__Exercise prompt__
Find each line with the string "Paso" and copy it.

__Task data__
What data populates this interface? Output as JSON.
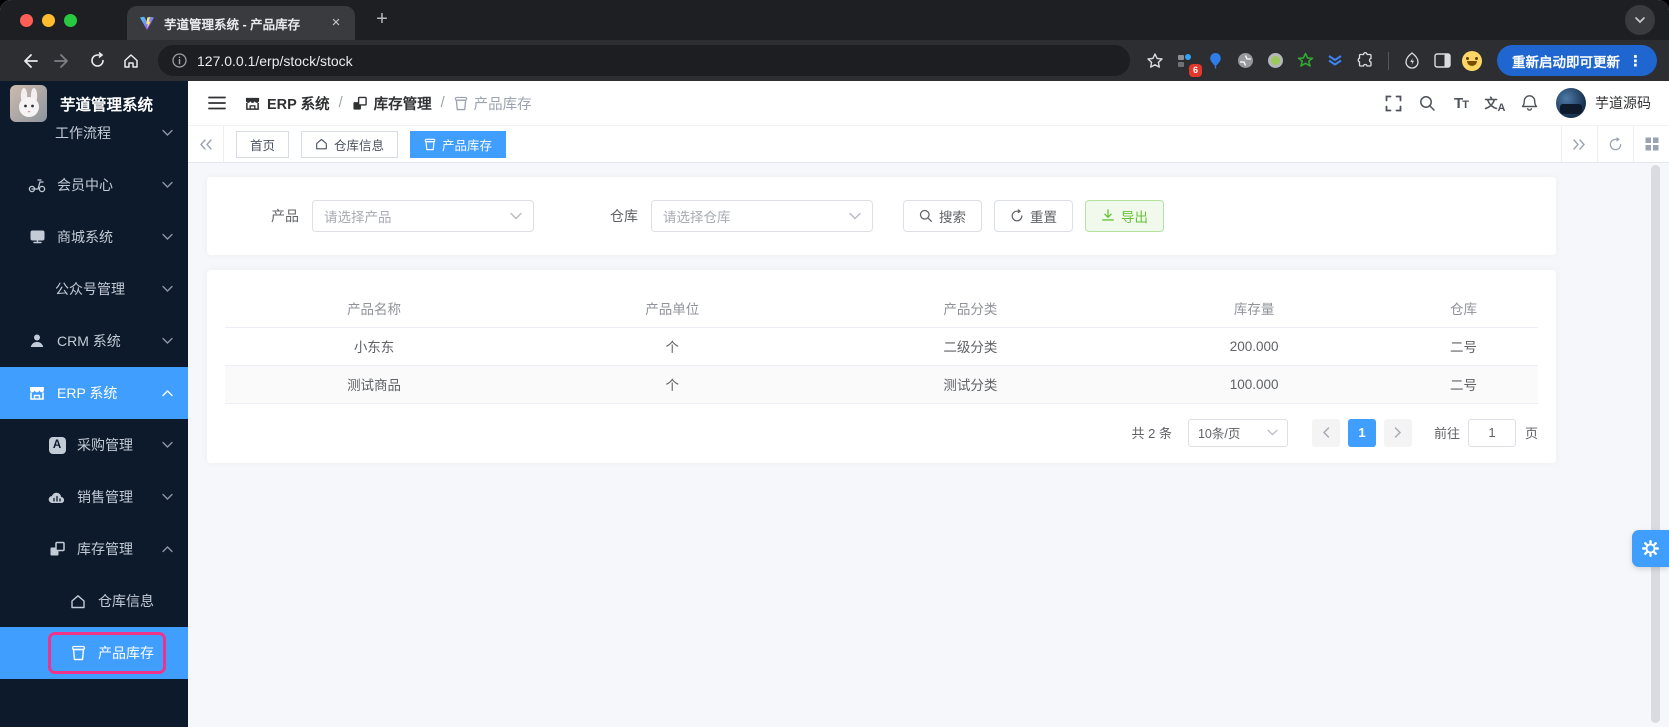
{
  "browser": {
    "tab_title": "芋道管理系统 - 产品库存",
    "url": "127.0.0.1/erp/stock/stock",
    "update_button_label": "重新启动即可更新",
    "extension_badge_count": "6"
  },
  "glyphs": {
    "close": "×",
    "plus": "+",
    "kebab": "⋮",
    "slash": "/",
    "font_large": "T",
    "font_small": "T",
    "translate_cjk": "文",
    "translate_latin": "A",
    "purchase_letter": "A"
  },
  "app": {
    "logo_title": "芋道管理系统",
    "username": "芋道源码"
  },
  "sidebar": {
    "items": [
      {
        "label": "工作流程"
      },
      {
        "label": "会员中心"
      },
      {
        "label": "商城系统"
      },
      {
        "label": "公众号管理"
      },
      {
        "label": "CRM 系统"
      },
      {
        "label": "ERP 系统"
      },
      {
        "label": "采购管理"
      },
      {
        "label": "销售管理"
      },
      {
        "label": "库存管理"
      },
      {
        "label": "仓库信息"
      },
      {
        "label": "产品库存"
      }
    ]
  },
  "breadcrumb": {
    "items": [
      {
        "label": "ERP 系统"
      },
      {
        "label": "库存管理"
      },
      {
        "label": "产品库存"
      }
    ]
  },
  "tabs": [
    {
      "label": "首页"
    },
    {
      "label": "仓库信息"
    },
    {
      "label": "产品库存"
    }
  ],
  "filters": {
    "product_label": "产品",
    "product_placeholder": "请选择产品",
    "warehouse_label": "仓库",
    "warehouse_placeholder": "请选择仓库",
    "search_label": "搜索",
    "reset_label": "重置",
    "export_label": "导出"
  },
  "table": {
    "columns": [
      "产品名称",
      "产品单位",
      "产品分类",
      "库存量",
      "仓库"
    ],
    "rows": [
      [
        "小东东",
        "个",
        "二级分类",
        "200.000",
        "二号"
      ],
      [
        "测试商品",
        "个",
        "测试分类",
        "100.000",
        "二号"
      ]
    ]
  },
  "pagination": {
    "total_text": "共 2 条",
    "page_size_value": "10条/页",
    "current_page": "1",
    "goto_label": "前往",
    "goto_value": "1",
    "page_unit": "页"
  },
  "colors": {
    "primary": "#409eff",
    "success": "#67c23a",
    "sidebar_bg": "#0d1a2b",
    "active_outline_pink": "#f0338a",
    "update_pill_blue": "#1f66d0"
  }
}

==

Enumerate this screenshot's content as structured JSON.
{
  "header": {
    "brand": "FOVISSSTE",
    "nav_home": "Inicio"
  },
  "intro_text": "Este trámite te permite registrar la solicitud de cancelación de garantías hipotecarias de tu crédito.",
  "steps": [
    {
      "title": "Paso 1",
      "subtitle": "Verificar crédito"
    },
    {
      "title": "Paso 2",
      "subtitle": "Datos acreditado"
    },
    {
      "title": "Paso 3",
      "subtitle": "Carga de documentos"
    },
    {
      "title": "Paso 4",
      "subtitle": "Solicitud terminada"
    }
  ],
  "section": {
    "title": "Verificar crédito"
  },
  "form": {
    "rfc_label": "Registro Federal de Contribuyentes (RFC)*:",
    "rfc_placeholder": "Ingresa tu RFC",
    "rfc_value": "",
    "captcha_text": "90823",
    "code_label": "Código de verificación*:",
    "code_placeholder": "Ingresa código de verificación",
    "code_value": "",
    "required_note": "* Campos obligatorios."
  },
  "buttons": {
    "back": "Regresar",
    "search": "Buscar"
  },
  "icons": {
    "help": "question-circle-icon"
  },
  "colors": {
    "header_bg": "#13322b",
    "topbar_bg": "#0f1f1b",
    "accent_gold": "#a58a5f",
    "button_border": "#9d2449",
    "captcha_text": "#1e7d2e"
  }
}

---

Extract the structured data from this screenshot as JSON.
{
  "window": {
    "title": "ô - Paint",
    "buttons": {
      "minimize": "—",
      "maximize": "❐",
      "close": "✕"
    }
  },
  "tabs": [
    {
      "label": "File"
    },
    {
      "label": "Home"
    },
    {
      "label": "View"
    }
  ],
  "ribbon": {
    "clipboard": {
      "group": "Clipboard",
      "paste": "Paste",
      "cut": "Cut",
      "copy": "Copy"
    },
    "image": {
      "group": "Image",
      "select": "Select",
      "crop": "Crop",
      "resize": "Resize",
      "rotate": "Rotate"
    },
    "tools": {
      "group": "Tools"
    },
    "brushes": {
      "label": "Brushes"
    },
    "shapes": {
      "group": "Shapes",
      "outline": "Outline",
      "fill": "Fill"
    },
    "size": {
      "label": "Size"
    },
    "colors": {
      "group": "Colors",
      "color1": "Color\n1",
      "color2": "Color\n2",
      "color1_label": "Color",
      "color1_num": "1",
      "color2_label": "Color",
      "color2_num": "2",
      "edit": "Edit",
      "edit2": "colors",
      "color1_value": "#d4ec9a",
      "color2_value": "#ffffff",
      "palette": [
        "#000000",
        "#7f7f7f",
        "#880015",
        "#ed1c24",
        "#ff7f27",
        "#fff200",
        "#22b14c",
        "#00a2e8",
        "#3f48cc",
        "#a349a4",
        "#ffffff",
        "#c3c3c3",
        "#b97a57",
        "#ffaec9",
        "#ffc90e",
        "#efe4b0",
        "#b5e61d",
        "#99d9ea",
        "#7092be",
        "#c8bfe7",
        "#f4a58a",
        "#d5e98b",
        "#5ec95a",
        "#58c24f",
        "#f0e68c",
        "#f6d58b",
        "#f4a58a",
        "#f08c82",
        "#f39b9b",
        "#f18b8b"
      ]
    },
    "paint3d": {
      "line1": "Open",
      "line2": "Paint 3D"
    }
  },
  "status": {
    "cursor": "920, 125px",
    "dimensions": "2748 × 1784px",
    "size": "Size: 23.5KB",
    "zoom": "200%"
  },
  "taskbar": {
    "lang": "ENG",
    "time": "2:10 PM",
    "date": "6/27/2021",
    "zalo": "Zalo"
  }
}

__Answer to this task__
      "title": "Paso 1",
      "title": "Paso 2",
      "title": "Paso 3",
      "title": "Paso 4",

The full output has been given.